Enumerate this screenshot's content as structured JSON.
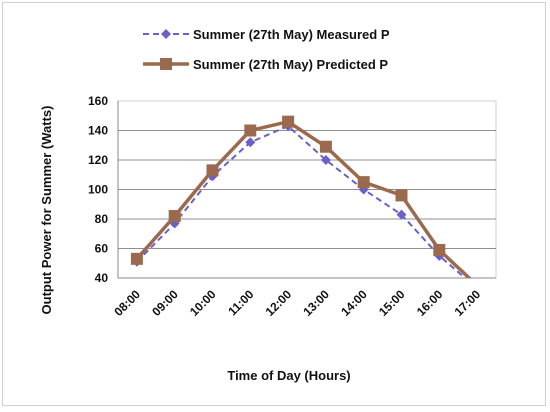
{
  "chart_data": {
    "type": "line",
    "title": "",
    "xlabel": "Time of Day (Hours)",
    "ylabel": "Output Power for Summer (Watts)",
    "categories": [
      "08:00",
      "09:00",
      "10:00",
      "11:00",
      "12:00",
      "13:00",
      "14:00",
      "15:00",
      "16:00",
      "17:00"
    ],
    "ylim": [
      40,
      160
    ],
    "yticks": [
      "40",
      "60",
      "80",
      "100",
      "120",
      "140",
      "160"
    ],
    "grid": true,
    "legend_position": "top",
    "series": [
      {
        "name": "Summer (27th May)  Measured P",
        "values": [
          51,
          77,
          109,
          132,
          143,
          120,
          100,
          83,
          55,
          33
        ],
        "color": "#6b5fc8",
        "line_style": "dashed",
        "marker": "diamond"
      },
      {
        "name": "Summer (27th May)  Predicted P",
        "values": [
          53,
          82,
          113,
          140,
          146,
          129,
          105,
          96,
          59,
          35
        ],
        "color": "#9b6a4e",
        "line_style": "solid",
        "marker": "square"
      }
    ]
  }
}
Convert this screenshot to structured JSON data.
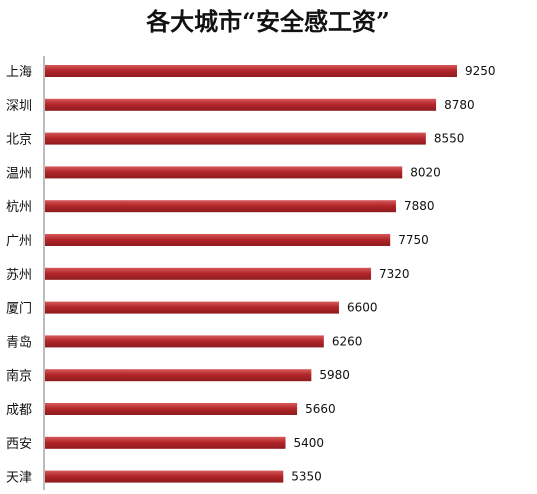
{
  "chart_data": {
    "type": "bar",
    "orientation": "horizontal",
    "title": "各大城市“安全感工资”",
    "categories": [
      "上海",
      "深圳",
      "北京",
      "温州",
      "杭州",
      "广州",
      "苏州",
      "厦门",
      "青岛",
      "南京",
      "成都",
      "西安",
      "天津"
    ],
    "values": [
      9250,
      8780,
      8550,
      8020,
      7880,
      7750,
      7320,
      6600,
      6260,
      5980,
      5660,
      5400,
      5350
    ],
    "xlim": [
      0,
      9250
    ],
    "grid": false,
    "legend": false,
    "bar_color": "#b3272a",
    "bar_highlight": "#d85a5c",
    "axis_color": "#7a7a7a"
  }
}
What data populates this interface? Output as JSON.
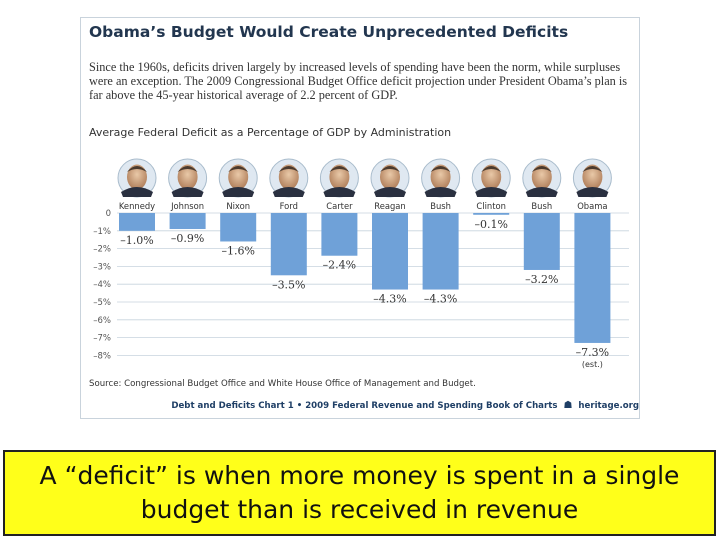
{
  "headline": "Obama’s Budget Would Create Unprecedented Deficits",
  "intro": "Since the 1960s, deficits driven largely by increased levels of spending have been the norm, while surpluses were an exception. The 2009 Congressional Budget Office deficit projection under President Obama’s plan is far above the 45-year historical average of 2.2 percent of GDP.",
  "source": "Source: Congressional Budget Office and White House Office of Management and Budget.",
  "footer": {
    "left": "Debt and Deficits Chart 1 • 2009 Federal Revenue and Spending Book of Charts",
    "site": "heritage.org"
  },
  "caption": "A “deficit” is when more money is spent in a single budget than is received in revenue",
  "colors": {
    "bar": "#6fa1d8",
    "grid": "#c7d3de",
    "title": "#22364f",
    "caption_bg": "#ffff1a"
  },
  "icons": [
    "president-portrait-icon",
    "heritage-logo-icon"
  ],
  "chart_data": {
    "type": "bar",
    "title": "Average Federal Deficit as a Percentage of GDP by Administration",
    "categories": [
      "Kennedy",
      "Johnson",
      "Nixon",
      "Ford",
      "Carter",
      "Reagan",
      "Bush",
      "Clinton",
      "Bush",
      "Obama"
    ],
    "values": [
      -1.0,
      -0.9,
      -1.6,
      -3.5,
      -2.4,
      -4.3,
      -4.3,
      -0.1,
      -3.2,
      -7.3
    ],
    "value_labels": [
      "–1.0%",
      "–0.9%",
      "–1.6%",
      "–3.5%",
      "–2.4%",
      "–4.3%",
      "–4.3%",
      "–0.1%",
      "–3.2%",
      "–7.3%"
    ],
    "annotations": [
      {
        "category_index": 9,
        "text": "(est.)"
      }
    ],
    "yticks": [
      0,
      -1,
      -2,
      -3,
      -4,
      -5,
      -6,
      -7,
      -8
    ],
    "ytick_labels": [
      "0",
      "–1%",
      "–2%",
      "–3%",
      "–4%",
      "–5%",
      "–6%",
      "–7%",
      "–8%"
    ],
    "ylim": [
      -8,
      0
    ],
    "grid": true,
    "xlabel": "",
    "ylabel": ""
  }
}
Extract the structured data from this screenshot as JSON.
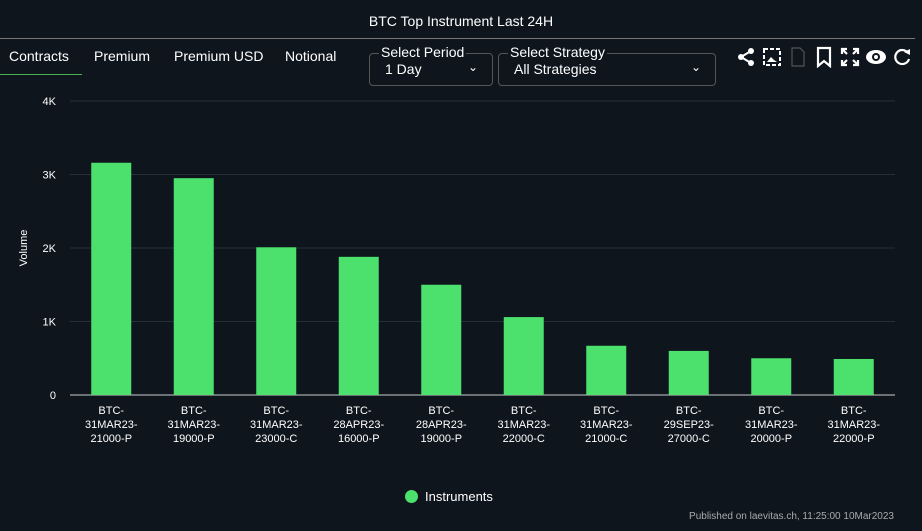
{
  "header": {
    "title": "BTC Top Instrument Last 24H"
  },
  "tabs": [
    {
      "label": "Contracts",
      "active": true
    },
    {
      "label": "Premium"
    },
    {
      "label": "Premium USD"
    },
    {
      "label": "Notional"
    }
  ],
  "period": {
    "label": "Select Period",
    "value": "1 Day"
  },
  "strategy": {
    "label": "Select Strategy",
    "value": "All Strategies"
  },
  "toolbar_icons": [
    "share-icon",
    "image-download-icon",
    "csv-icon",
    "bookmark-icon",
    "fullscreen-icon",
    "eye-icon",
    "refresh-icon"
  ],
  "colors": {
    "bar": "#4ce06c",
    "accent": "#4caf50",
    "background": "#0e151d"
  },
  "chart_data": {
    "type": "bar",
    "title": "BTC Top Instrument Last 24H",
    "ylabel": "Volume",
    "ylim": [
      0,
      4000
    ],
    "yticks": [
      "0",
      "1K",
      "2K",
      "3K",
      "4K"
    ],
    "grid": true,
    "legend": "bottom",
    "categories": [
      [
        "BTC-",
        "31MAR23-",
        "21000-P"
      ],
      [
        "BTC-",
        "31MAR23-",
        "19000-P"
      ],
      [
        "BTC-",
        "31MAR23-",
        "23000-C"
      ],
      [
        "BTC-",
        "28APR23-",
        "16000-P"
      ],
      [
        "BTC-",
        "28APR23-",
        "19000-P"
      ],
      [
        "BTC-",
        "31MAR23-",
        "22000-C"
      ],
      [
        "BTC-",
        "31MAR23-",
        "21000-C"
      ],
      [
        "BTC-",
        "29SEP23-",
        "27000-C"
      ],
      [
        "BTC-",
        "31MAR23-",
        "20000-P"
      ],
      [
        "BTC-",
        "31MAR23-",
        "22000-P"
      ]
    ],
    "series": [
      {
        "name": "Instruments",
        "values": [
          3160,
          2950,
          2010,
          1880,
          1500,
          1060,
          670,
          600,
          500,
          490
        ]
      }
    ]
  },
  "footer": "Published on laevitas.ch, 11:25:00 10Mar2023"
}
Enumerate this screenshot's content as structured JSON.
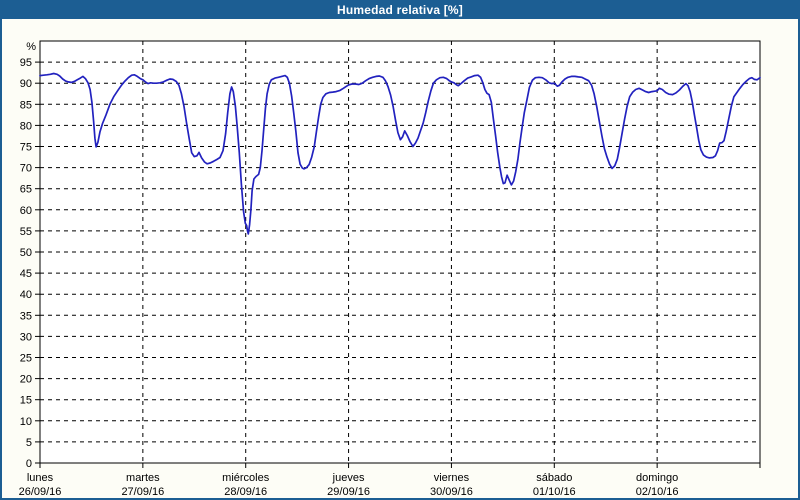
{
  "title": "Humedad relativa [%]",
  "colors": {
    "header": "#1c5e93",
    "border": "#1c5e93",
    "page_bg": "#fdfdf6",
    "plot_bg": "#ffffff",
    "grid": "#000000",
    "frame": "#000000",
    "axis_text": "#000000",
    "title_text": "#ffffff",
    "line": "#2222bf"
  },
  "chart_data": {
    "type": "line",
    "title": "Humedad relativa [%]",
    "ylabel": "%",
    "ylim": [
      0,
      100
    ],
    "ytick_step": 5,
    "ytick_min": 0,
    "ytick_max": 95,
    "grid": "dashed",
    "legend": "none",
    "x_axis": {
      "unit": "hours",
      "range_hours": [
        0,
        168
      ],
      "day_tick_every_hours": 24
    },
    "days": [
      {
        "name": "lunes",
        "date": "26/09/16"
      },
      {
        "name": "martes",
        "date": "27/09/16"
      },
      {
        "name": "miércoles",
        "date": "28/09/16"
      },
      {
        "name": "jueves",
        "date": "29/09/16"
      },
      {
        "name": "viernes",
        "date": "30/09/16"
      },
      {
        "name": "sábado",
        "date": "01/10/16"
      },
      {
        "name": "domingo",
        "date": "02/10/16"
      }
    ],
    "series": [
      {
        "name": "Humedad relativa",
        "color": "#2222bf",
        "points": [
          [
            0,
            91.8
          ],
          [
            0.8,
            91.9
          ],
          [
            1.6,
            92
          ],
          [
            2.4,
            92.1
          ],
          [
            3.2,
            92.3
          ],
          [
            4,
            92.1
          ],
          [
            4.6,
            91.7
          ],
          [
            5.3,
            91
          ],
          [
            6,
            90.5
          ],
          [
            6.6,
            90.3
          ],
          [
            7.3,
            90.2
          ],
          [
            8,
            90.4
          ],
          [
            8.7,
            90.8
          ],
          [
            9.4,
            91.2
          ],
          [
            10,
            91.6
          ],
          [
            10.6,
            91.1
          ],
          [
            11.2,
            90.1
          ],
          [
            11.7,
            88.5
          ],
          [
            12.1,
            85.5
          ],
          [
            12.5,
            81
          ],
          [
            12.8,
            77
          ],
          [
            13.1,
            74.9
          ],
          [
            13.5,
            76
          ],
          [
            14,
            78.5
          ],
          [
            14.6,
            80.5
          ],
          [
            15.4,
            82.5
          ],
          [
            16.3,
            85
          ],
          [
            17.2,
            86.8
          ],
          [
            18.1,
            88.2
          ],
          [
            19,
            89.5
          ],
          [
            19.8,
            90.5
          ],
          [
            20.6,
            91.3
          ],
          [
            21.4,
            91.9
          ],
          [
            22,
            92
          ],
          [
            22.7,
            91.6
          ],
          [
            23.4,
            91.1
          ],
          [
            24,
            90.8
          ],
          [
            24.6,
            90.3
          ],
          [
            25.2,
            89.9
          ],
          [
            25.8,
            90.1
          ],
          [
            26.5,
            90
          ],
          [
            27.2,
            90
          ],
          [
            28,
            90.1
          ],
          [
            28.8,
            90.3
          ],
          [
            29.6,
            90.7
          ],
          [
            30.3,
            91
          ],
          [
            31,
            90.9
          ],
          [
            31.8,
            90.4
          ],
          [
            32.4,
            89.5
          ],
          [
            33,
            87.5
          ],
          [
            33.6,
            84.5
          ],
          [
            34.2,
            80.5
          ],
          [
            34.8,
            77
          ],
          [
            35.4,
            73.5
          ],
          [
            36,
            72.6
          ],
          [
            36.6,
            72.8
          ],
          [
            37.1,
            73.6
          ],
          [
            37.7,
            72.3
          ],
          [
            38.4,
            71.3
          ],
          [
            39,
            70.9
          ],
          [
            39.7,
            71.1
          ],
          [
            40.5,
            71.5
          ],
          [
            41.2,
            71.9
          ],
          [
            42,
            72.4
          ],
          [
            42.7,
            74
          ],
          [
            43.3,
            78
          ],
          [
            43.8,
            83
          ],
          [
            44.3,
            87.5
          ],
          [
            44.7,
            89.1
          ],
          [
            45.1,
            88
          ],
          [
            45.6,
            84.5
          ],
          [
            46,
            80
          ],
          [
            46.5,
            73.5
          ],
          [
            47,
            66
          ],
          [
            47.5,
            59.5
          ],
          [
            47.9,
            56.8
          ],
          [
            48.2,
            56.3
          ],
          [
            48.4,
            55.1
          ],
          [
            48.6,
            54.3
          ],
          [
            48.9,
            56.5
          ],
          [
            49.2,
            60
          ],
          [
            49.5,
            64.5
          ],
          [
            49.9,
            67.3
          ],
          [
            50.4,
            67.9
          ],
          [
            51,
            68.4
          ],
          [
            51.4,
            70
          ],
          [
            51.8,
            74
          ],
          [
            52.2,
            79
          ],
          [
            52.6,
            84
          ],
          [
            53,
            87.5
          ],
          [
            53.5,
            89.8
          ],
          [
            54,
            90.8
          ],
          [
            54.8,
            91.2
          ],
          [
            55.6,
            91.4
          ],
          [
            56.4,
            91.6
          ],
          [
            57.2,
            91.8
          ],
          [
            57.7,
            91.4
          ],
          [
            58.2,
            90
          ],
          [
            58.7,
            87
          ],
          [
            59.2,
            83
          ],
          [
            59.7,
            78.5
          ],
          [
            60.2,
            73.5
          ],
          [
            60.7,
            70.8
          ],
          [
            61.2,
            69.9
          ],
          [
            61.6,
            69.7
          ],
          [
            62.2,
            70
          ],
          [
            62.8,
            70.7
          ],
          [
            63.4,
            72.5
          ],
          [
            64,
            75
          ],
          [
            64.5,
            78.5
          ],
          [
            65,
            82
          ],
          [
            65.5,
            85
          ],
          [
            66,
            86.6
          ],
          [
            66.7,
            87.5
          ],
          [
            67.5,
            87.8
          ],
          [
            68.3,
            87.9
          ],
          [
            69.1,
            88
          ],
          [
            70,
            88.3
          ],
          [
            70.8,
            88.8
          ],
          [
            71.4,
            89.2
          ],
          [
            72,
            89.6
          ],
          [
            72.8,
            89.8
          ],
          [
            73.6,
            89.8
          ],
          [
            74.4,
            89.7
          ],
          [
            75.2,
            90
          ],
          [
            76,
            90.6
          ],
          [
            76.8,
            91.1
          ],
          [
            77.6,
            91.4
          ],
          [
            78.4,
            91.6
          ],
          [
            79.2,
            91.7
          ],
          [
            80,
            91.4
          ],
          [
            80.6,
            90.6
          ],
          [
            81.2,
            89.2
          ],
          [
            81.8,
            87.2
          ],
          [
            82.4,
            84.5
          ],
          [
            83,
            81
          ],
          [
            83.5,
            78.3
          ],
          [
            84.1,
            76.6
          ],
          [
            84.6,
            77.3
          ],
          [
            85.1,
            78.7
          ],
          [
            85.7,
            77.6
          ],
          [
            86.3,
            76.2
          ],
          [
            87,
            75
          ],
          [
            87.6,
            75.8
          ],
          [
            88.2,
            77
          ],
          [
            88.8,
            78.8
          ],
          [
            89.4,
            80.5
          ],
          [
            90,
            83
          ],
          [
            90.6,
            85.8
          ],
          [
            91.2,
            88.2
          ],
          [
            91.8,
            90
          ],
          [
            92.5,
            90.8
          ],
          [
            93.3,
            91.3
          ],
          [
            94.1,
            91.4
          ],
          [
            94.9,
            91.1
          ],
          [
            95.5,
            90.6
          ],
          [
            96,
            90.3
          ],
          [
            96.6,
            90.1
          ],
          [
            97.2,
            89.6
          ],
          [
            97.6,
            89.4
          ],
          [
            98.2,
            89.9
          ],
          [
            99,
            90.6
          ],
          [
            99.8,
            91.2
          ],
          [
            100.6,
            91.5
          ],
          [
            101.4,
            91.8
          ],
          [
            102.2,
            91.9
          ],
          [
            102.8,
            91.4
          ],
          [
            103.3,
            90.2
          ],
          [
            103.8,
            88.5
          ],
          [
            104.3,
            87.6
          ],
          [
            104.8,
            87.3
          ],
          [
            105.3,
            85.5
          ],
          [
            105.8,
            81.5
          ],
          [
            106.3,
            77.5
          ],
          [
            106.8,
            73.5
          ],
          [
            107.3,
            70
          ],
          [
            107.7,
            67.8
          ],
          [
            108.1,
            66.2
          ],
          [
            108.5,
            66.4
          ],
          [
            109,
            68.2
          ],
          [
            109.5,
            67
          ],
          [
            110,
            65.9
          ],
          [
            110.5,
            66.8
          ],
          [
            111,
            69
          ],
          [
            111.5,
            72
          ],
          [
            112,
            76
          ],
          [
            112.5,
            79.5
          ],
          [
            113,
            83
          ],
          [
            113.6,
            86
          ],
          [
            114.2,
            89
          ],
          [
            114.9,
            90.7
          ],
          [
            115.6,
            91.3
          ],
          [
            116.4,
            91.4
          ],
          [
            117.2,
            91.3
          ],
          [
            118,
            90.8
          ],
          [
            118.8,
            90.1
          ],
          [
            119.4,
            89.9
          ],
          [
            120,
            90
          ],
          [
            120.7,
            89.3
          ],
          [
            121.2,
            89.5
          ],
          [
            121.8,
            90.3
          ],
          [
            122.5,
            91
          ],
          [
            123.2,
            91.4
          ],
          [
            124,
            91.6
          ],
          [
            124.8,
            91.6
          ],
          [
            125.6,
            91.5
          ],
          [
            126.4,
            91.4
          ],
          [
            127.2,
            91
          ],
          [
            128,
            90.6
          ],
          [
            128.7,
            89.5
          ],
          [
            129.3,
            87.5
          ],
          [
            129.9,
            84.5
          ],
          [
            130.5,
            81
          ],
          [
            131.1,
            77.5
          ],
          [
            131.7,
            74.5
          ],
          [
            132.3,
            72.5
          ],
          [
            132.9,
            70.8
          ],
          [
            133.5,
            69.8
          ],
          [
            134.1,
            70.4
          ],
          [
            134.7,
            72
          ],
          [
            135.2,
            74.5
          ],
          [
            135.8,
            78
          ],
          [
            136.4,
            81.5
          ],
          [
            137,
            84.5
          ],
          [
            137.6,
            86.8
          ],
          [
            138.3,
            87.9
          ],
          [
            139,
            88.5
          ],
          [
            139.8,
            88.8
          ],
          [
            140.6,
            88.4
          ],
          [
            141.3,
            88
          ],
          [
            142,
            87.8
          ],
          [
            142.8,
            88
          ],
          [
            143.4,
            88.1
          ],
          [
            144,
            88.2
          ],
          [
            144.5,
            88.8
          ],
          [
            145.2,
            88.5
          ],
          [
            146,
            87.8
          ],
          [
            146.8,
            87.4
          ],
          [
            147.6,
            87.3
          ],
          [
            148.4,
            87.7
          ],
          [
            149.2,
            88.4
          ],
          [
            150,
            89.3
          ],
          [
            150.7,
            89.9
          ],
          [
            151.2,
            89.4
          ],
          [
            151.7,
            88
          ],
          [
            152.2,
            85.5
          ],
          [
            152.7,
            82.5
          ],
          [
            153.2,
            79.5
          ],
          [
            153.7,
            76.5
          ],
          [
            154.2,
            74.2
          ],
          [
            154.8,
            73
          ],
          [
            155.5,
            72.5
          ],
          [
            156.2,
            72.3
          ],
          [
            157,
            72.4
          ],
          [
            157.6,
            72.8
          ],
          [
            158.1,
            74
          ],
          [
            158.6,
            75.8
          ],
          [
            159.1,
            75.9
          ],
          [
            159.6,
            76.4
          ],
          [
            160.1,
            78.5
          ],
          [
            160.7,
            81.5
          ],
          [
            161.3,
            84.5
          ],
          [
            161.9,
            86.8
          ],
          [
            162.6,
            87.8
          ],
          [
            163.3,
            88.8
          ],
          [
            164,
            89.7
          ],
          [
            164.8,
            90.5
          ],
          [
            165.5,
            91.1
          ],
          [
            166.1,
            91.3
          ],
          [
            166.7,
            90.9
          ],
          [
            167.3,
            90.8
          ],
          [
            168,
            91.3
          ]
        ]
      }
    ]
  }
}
::::
● **Goal**
State the count of lines holding the string "Federal" in the listing above, and nothing else.

● **Solution for this task**
2